» Written problem
Locate each line containing the string "title" and copy it out.

Dataset rows
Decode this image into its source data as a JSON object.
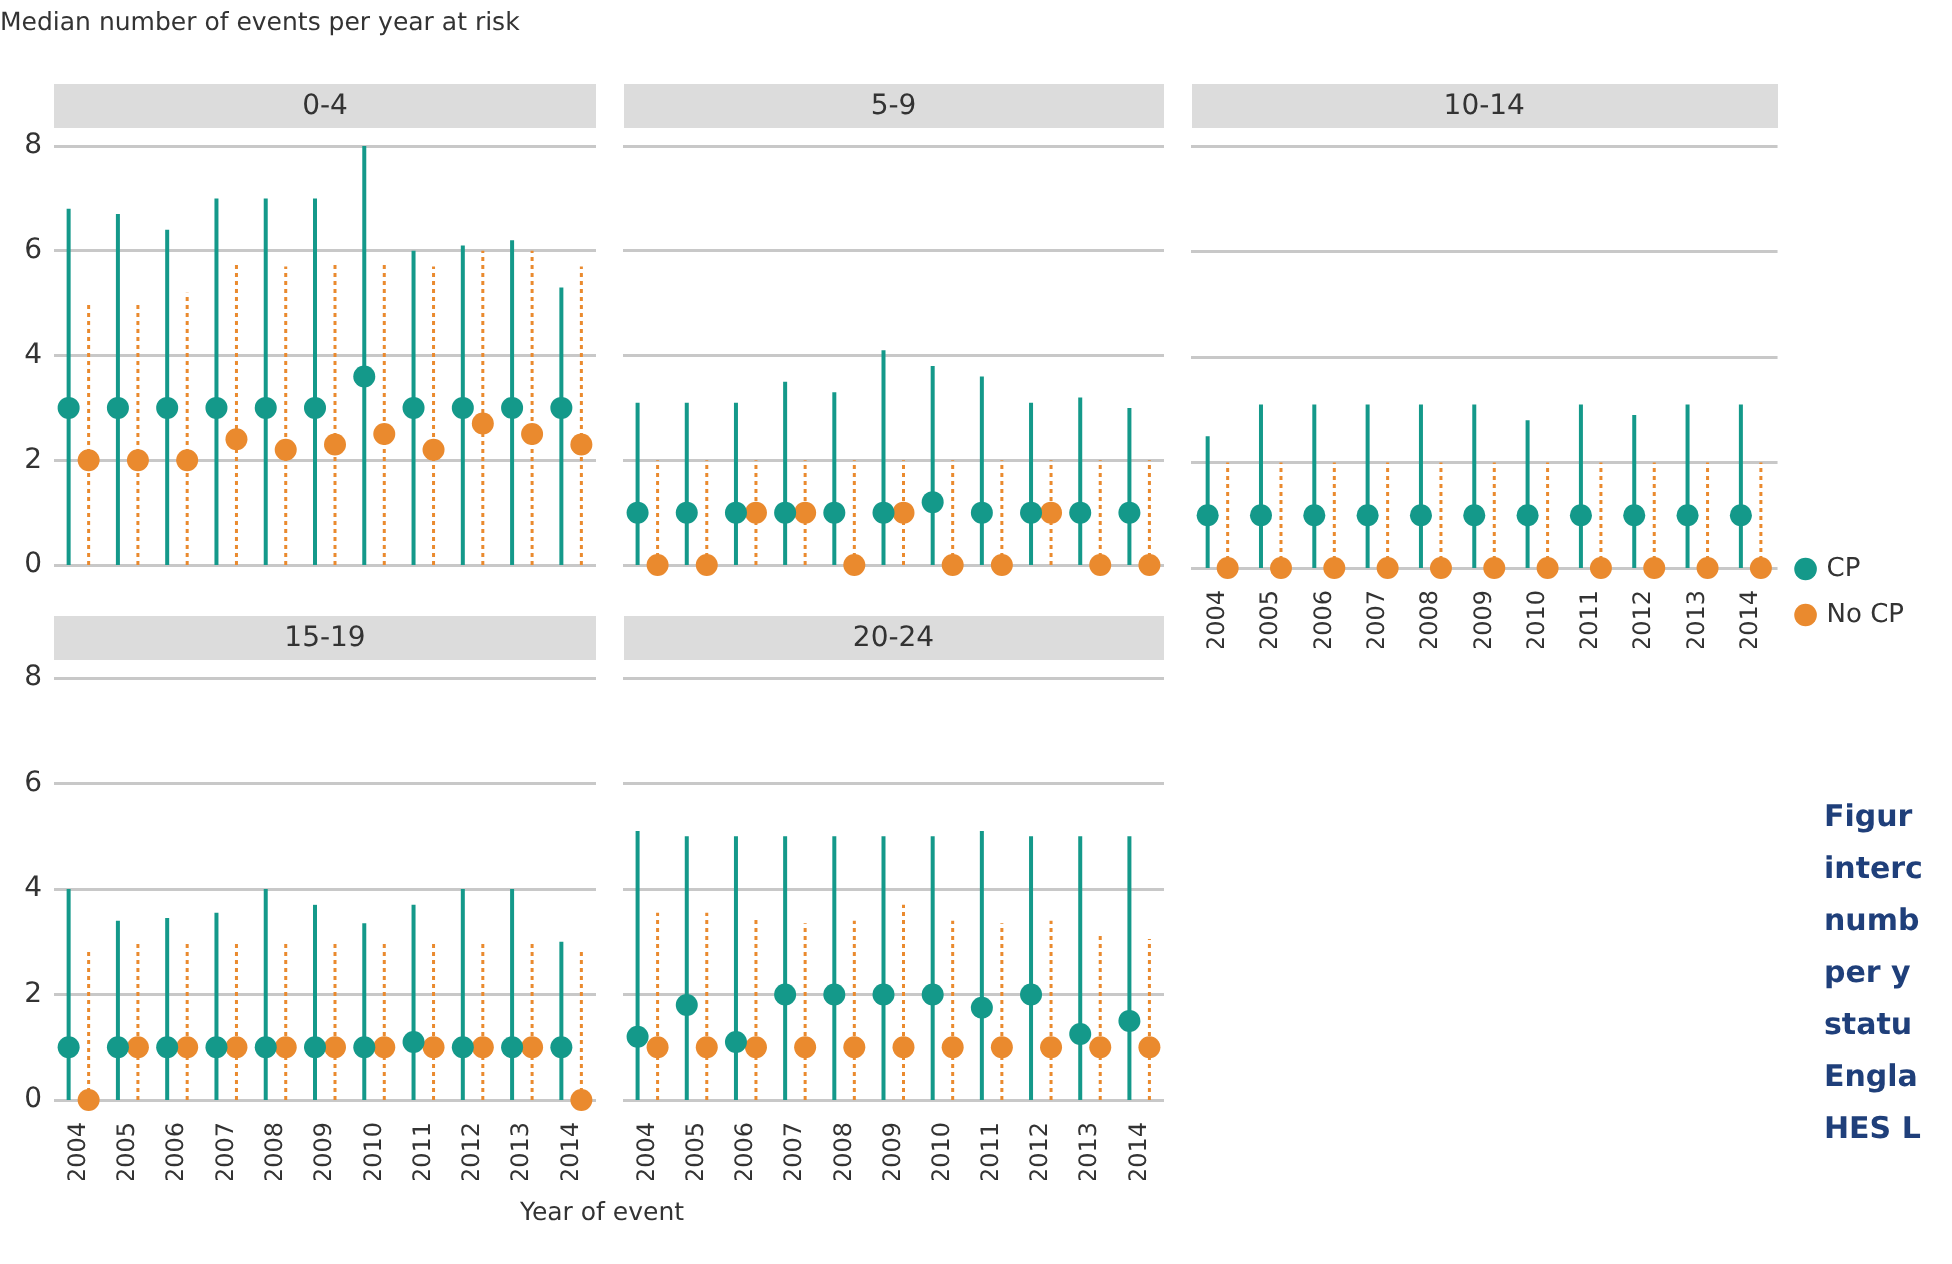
{
  "chart_data": [
    {
      "type": "scatter",
      "title": "0-4",
      "ylabel": "Median number of events per year at risk",
      "categories": [
        "2004",
        "2005",
        "2006",
        "2007",
        "2008",
        "2009",
        "2010",
        "2011",
        "2012",
        "2013",
        "2014"
      ],
      "ylim": [
        0,
        8
      ],
      "yticks": [
        0,
        2,
        4,
        6,
        8
      ],
      "grid": "y",
      "marker": "circle",
      "tick_labels": "y",
      "series": [
        {
          "color": "#14998a",
          "values": [
            3,
            3,
            3,
            3,
            3,
            3,
            3.6,
            3,
            3,
            3,
            3
          ],
          "errors": [
            [
              0,
              6.8
            ],
            [
              0,
              6.7
            ],
            [
              0,
              6.4
            ],
            [
              0,
              7
            ],
            [
              0,
              7
            ],
            [
              0,
              7
            ],
            [
              0,
              8
            ],
            [
              0,
              6
            ],
            [
              0,
              6.1
            ],
            [
              0,
              6.2
            ],
            [
              0,
              5.3
            ]
          ]
        },
        {
          "color": "#ea8a2e",
          "values": [
            2,
            2,
            2,
            2.4,
            2.2,
            2.3,
            2.5,
            2.2,
            2.7,
            2.5,
            2.3
          ],
          "errors": [
            [
              0,
              5
            ],
            [
              0,
              5
            ],
            [
              0,
              5.2
            ],
            [
              0,
              5.8
            ],
            [
              0,
              5.7
            ],
            [
              0,
              5.8
            ],
            [
              0,
              5.8
            ],
            [
              0,
              5.7
            ],
            [
              0,
              6
            ],
            [
              0,
              6
            ],
            [
              0,
              5.7
            ]
          ]
        }
      ]
    },
    {
      "type": "scatter",
      "title": "5-9",
      "categories": [
        "2004",
        "2005",
        "2006",
        "2007",
        "2008",
        "2009",
        "2010",
        "2011",
        "2012",
        "2013",
        "2014"
      ],
      "ylim": [
        0,
        8
      ],
      "yticks": [
        0,
        2,
        4,
        6,
        8
      ],
      "grid": "y",
      "marker": "circle",
      "tick_labels": false,
      "series": [
        {
          "color": "#14998a",
          "values": [
            1,
            1,
            1,
            1,
            1,
            1,
            1.2,
            1,
            1,
            1,
            1
          ],
          "errors": [
            [
              0,
              3.1
            ],
            [
              0,
              3.1
            ],
            [
              0,
              3.1
            ],
            [
              0,
              3.5
            ],
            [
              0,
              3.3
            ],
            [
              0,
              4.1
            ],
            [
              0,
              3.8
            ],
            [
              0,
              3.6
            ],
            [
              0,
              3.1
            ],
            [
              0,
              3.2
            ],
            [
              0,
              3
            ]
          ]
        },
        {
          "color": "#ea8a2e",
          "values": [
            0,
            0,
            1,
            1,
            0,
            1,
            0,
            0,
            1,
            0,
            0
          ],
          "errors": [
            [
              0,
              2
            ],
            [
              0,
              2
            ],
            [
              0,
              2
            ],
            [
              0,
              2
            ],
            [
              0,
              2
            ],
            [
              0,
              2
            ],
            [
              0,
              2
            ],
            [
              0,
              2
            ],
            [
              0,
              2
            ],
            [
              0,
              2
            ],
            [
              0,
              2
            ]
          ]
        }
      ]
    },
    {
      "type": "scatter",
      "title": "10-14",
      "categories": [
        "2004",
        "2005",
        "2006",
        "2007",
        "2008",
        "2009",
        "2010",
        "2011",
        "2012",
        "2013",
        "2014"
      ],
      "ylim": [
        0,
        8
      ],
      "yticks": [
        0,
        2,
        4,
        6,
        8
      ],
      "grid": "y",
      "marker": "circle",
      "tick_labels": "x",
      "legend": "right",
      "series": [
        {
          "name": "CP",
          "color": "#14998a",
          "values": [
            1,
            1,
            1,
            1,
            1,
            1,
            1,
            1,
            1,
            1,
            1
          ],
          "errors": [
            [
              0,
              2.5
            ],
            [
              0,
              3.1
            ],
            [
              0,
              3.1
            ],
            [
              0,
              3.1
            ],
            [
              0,
              3.1
            ],
            [
              0,
              3.1
            ],
            [
              0,
              2.8
            ],
            [
              0,
              3.1
            ],
            [
              0,
              2.9
            ],
            [
              0,
              3.1
            ],
            [
              0,
              3.1
            ]
          ]
        },
        {
          "name": "No CP",
          "color": "#ea8a2e",
          "values": [
            0,
            0,
            0,
            0,
            0,
            0,
            0,
            0,
            0,
            0,
            0
          ],
          "errors": [
            [
              0,
              2
            ],
            [
              0,
              2
            ],
            [
              0,
              2
            ],
            [
              0,
              2
            ],
            [
              0,
              2
            ],
            [
              0,
              2
            ],
            [
              0,
              2
            ],
            [
              0,
              2
            ],
            [
              0,
              2
            ],
            [
              0,
              2
            ],
            [
              0,
              2
            ]
          ]
        }
      ]
    },
    {
      "type": "scatter",
      "title": "15-19",
      "categories": [
        "2004",
        "2005",
        "2006",
        "2007",
        "2008",
        "2009",
        "2010",
        "2011",
        "2012",
        "2013",
        "2014"
      ],
      "ylim": [
        0,
        8
      ],
      "yticks": [
        0,
        2,
        4,
        6,
        8
      ],
      "grid": "y",
      "marker": "circle",
      "series": [
        {
          "color": "#14998a",
          "values": [
            1,
            1,
            1,
            1,
            1,
            1,
            1,
            1.1,
            1,
            1,
            1
          ],
          "errors": [
            [
              0,
              4
            ],
            [
              0,
              3.4
            ],
            [
              0,
              3.45
            ],
            [
              0,
              3.55
            ],
            [
              0,
              4
            ],
            [
              0,
              3.7
            ],
            [
              0,
              3.35
            ],
            [
              0,
              3.7
            ],
            [
              0,
              4
            ],
            [
              0,
              4
            ],
            [
              0,
              3
            ]
          ]
        },
        {
          "color": "#ea8a2e",
          "values": [
            0,
            1,
            1,
            1,
            1,
            1,
            1,
            1,
            1,
            1,
            0
          ],
          "errors": [
            [
              0,
              2.85
            ],
            [
              0,
              3
            ],
            [
              0,
              3
            ],
            [
              0,
              3
            ],
            [
              0,
              3
            ],
            [
              0,
              3
            ],
            [
              0,
              3
            ],
            [
              0,
              3
            ],
            [
              0,
              3
            ],
            [
              0,
              3
            ],
            [
              0,
              2.85
            ]
          ]
        }
      ]
    },
    {
      "type": "scatter",
      "title": "20-24",
      "xlabel": "Year of event",
      "categories": [
        "2004",
        "2005",
        "2006",
        "2007",
        "2008",
        "2009",
        "2010",
        "2011",
        "2012",
        "2013",
        "2014"
      ],
      "ylim": [
        0,
        8
      ],
      "yticks": [
        0,
        2,
        4,
        6,
        8
      ],
      "grid": "y",
      "marker": "circle",
      "tick_labels": "x",
      "annotations": [
        "Figur",
        "interc",
        "numb",
        "per y",
        "statu",
        "Engla",
        "HES L"
      ],
      "series": [
        {
          "color": "#14998a",
          "values": [
            1.2,
            1.8,
            1.1,
            2,
            2,
            2,
            2,
            1.75,
            2,
            1.25,
            1.5
          ],
          "errors": [
            [
              0,
              5.1
            ],
            [
              0,
              5
            ],
            [
              0,
              5
            ],
            [
              0,
              5
            ],
            [
              0,
              5
            ],
            [
              0,
              5
            ],
            [
              0,
              5
            ],
            [
              0,
              5.1
            ],
            [
              0,
              5
            ],
            [
              0,
              5
            ],
            [
              0,
              5
            ]
          ]
        },
        {
          "color": "#ea8a2e",
          "values": [
            1,
            1,
            1,
            1,
            1,
            1,
            1,
            1,
            1,
            1,
            1
          ],
          "errors": [
            [
              0,
              3.55
            ],
            [
              0,
              3.55
            ],
            [
              0,
              3.45
            ],
            [
              0,
              3.35
            ],
            [
              0,
              3.4
            ],
            [
              0,
              3.7
            ],
            [
              0,
              3.4
            ],
            [
              0,
              3.35
            ],
            [
              0,
              3.4
            ],
            [
              0,
              3.15
            ],
            [
              0,
              3.05
            ]
          ]
        }
      ]
    }
  ]
}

» Full output
      "title": "0-4",
      "title": "5-9",
      "title": "10-14",
      "title": "15-19",
      "title": "20-24",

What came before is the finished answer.